Свидетель свидетельствует обычно во имя правды и справедливости, и они придают его словам прочность и полноту. Но здесь свидетельство, в сущности, равняется тому, что в нем отсутвует; содержит в своей сердцевине несвидетельствуемое, которое лишает выживших авторитета. «Подлинные» свидетели — это те, кто не свидетельствовал и никогда не смог бы этого сделать. Это те, кто «достиг дна», мусульмане, канувшие. Выжившие, в качестве псевдосвидетелей, говорят вместо них, по доверенности: свидетельствуют об отсутствующем свидетельстве. Говорить по доверенности, однако, не имеет здесь никакого смысла: канувшим нечего сказать, у них нет ни наставлений, ни воспоминаний, которые они могли бы нам передать. У них нет «истории»[61], «лица» и, тем более, «мыслей»[62]. Тот, кто берет на себя бремя свидетельствовать за них, знает, что должен свидетельствовать о невозможности свидетельствовать. Но это решительным образом меняет ценность свидетельства и заставляет нас искать его значение в непредвиденной зоне.

- Извлечённые данные
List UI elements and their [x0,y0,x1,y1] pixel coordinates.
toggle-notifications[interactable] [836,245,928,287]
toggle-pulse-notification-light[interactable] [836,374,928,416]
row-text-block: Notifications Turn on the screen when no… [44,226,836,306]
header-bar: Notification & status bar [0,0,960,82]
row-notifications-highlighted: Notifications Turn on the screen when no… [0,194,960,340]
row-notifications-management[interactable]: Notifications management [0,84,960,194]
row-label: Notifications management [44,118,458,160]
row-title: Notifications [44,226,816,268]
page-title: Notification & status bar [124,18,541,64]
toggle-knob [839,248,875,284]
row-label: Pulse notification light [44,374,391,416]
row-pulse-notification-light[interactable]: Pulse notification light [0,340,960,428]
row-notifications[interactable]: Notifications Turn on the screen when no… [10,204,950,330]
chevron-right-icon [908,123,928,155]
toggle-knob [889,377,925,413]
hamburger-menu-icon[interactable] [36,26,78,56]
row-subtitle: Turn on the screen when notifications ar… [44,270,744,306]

- Задание A
Кого текст о свидетельстве называет «подлинными» свидетелями?
- Задание B
Перечислите всё, что текст о свидетельстве называет отсутствующим у канувших во фразах со словами «у них нет».
- Задание C
Продолжите текст о свидетельстве с того места, где он обрывается.
Листинг представляет собой отдельный материал.

- Ответ A
Тех, кто не свидетельствовал и никогда не смог бы этого сделать.

- Ответ B
Наставления, воспоминания, «история», «лицо», «мысли».

- Ответ C
То, что в свидетельстве присутствует невозможность свидетельствовать, уже отмечалось ранее. В 1983 году в свет вышла книга Жана Франсуа Лиотара «Спор», которая, с иронией отвечая на тезисы тех, кто отрицал факт холокоста, открывается констатацией логического парадокса:
Нам стало известно, что некоторые человеческие существа, наделенные языком, были поставлены в такую ситуацию, которую никто из них не может в точности описать. Большая часть из них погибла, а выжившие о ней говорят редко.
И если говорят, то их свидетельство касается лишь ничтожной части этой ситуации. Как тогда узнать, действительно ли эта ситуация существовала? Не может ли она быть лишь плодом воображения нашего информатора? Ситуация могла вовсе не существовать, или существовала, но тогда свидетельство нашего информатора является ложным, потому что в этом случае он должен был либо исчезнуть, либо молчать… Если некто своими глазами действительно видел газовую камеру, то это дает ему право говорить, что камера существовала, убеждая тех, кто в нее не верит. Но надо будет также доказать, что камера убивала в тот момент, в который ты ее видел. Единственным допустимым доказательством того, что она убивала, является факт смерти. Но если вы умерли, вы не сможете свидетельствовать о том, что вы умерли в результате действия газовой камеры[63].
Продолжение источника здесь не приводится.